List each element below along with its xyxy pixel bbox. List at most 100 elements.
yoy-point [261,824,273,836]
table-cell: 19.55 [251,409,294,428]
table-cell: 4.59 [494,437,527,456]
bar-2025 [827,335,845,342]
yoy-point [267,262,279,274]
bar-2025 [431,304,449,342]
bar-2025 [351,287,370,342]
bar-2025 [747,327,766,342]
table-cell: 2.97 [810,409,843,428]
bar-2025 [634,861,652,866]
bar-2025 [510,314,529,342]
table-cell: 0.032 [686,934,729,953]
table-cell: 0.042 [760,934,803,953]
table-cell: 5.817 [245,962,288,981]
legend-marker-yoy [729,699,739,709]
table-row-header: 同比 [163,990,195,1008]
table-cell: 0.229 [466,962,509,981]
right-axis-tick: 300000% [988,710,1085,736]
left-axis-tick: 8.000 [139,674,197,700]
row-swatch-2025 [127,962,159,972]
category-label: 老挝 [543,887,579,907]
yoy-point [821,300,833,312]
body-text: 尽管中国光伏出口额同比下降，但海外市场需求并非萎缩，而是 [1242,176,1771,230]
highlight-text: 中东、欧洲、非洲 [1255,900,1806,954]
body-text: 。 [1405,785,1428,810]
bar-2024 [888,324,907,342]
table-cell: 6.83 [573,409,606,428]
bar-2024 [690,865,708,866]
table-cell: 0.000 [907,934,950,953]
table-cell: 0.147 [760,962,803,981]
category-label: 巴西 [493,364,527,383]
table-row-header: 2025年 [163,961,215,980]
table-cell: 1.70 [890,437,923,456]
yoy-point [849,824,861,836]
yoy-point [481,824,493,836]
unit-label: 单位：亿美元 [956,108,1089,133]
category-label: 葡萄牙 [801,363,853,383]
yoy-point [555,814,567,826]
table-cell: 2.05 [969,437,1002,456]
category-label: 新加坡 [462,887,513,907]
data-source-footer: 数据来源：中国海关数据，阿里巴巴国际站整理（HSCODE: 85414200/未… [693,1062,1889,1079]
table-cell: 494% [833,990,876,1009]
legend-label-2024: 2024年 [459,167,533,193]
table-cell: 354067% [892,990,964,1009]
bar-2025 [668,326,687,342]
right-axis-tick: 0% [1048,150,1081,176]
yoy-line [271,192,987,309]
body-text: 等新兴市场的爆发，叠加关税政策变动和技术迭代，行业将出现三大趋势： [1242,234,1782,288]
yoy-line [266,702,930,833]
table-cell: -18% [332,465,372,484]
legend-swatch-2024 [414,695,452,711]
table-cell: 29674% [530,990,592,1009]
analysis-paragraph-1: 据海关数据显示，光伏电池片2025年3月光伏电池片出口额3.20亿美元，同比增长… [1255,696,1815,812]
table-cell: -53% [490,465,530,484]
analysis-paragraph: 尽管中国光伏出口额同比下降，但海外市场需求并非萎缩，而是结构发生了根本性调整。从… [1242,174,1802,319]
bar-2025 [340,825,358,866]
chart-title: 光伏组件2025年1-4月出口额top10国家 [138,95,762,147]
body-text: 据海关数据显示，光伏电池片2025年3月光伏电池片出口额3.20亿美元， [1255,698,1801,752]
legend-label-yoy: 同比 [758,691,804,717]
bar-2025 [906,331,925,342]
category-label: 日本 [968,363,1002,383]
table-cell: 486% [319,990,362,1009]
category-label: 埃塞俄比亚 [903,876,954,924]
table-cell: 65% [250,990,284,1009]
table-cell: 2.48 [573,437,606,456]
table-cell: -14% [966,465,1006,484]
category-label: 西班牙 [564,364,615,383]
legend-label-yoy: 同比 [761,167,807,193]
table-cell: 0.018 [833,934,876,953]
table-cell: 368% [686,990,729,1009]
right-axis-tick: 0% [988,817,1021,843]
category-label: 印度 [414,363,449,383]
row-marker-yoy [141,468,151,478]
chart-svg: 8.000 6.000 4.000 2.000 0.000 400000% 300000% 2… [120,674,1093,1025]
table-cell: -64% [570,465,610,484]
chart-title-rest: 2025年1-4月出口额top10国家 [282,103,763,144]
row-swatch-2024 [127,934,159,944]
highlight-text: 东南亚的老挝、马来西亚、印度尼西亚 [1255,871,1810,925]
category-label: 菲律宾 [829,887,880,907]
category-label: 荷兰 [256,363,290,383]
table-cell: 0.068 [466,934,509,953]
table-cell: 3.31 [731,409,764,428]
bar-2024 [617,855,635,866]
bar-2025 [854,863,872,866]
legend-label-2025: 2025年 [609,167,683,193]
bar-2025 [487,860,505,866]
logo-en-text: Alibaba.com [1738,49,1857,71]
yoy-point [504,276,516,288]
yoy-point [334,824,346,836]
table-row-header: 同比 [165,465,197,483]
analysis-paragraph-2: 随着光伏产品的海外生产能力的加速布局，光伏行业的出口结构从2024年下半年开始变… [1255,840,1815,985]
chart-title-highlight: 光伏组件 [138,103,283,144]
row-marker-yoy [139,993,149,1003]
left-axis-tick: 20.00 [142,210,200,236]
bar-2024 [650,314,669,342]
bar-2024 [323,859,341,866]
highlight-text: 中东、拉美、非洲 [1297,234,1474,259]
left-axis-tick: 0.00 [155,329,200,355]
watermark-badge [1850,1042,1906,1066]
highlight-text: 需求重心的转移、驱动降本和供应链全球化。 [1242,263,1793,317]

────────────────────────────────────────

WHAT YOU ARE ASKED TO DO — Change every "yoy-point" in the data above to "yoy-marker", and leave all other text unaltered.

TASK OUTPUT —
List each element below along with its xyxy pixel bbox. List at most 100 elements.
yoy-marker [261,824,273,836]
table-cell: 19.55 [251,409,294,428]
table-cell: 4.59 [494,437,527,456]
bar-2025 [827,335,845,342]
yoy-marker [267,262,279,274]
bar-2025 [431,304,449,342]
bar-2025 [351,287,370,342]
bar-2025 [747,327,766,342]
table-cell: 2.97 [810,409,843,428]
bar-2025 [634,861,652,866]
bar-2025 [510,314,529,342]
table-cell: 0.032 [686,934,729,953]
table-cell: 0.042 [760,934,803,953]
table-cell: 5.817 [245,962,288,981]
legend-marker-yoy [729,699,739,709]
table-row-header: 同比 [163,990,195,1008]
table-cell: 0.229 [466,962,509,981]
right-axis-tick: 300000% [988,710,1085,736]
left-axis-tick: 8.000 [139,674,197,700]
row-swatch-2025 [127,962,159,972]
category-label: 老挝 [543,887,579,907]
yoy-marker [821,300,833,312]
body-text: 尽管中国光伏出口额同比下降，但海外市场需求并非萎缩，而是 [1242,176,1771,230]
highlight-text: 中东、欧洲、非洲 [1255,900,1806,954]
body-text: 。 [1405,785,1428,810]
bar-2024 [888,324,907,342]
table-cell: 6.83 [573,409,606,428]
bar-2024 [690,865,708,866]
table-cell: 0.000 [907,934,950,953]
table-cell: 0.147 [760,962,803,981]
category-label: 巴西 [493,364,527,383]
table-row-header: 2025年 [163,961,215,980]
table-cell: 1.70 [890,437,923,456]
yoy-marker [849,824,861,836]
yoy-marker [481,824,493,836]
unit-label: 单位：亿美元 [956,108,1089,133]
category-label: 葡萄牙 [801,363,853,383]
yoy-marker [555,814,567,826]
table-cell: 2.05 [969,437,1002,456]
category-label: 新加坡 [462,887,513,907]
data-source-footer: 数据来源：中国海关数据，阿里巴巴国际站整理（HSCODE: 85414200/未… [693,1062,1889,1079]
table-cell: 494% [833,990,876,1009]
legend-label-2024: 2024年 [459,167,533,193]
table-cell: 354067% [892,990,964,1009]
bar-2025 [668,326,687,342]
right-axis-tick: 0% [1048,150,1081,176]
yoy-line [271,192,987,309]
body-text: 等新兴市场的爆发，叠加关税政策变动和技术迭代，行业将出现三大趋势： [1242,234,1782,288]
yoy-line [266,702,930,833]
table-cell: -18% [332,465,372,484]
legend-swatch-2024 [414,695,452,711]
table-cell: 29674% [530,990,592,1009]
analysis-paragraph-1: 据海关数据显示，光伏电池片2025年3月光伏电池片出口额3.20亿美元，同比增长… [1255,696,1815,812]
table-cell: -53% [490,465,530,484]
analysis-paragraph: 尽管中国光伏出口额同比下降，但海外市场需求并非萎缩，而是结构发生了根本性调整。从… [1242,174,1802,319]
bar-2025 [340,825,358,866]
chart-title: 光伏组件2025年1-4月出口额top10国家 [138,95,762,147]
body-text: 据海关数据显示，光伏电池片2025年3月光伏电池片出口额3.20亿美元， [1255,698,1801,752]
legend-label-yoy: 同比 [758,691,804,717]
bar-2025 [906,331,925,342]
category-label: 日本 [968,363,1002,383]
table-cell: 486% [319,990,362,1009]
category-label: 埃塞俄比亚 [903,876,954,924]
table-cell: 65% [250,990,284,1009]
table-cell: 2.48 [573,437,606,456]
table-cell: -14% [966,465,1006,484]
category-label: 西班牙 [564,364,615,383]
legend-label-yoy: 同比 [761,167,807,193]
table-cell: 0.018 [833,934,876,953]
table-cell: 368% [686,990,729,1009]
right-axis-tick: 0% [988,817,1021,843]
category-label: 印度 [414,363,449,383]
row-marker-yoy [141,468,151,478]
chart-svg: 8.000 6.000 4.000 2.000 0.000 400000% 300000% 2… [120,674,1093,1025]
table-cell: -64% [570,465,610,484]
chart-title-rest: 2025年1-4月出口额top10国家 [282,103,763,144]
row-swatch-2024 [127,934,159,944]
highlight-text: 东南亚的老挝、马来西亚、印度尼西亚 [1255,871,1810,925]
category-label: 菲律宾 [829,887,880,907]
category-label: 荷兰 [256,363,290,383]
table-cell: 0.068 [466,934,509,953]
table-cell: 3.31 [731,409,764,428]
bar-2024 [617,855,635,866]
bar-2025 [854,863,872,866]
legend-label-2025: 2025年 [609,167,683,193]
bar-2025 [487,860,505,866]
logo-en-text: Alibaba.com [1738,49,1857,71]
yoy-marker [504,276,516,288]
yoy-marker [334,824,346,836]
table-row-header: 同比 [165,465,197,483]
analysis-paragraph-2: 随着光伏产品的海外生产能力的加速布局，光伏行业的出口结构从2024年下半年开始变… [1255,840,1815,985]
chart-title-highlight: 光伏组件 [138,103,283,144]
row-marker-yoy [139,993,149,1003]
left-axis-tick: 20.00 [142,210,200,236]
bar-2024 [650,314,669,342]
bar-2024 [323,859,341,866]
highlight-text: 中东、拉美、非洲 [1297,234,1474,259]
left-axis-tick: 0.00 [155,329,200,355]
watermark-badge [1850,1042,1906,1066]
highlight-text: 需求重心的转移、驱动降本和供应链全球化。 [1242,263,1793,317]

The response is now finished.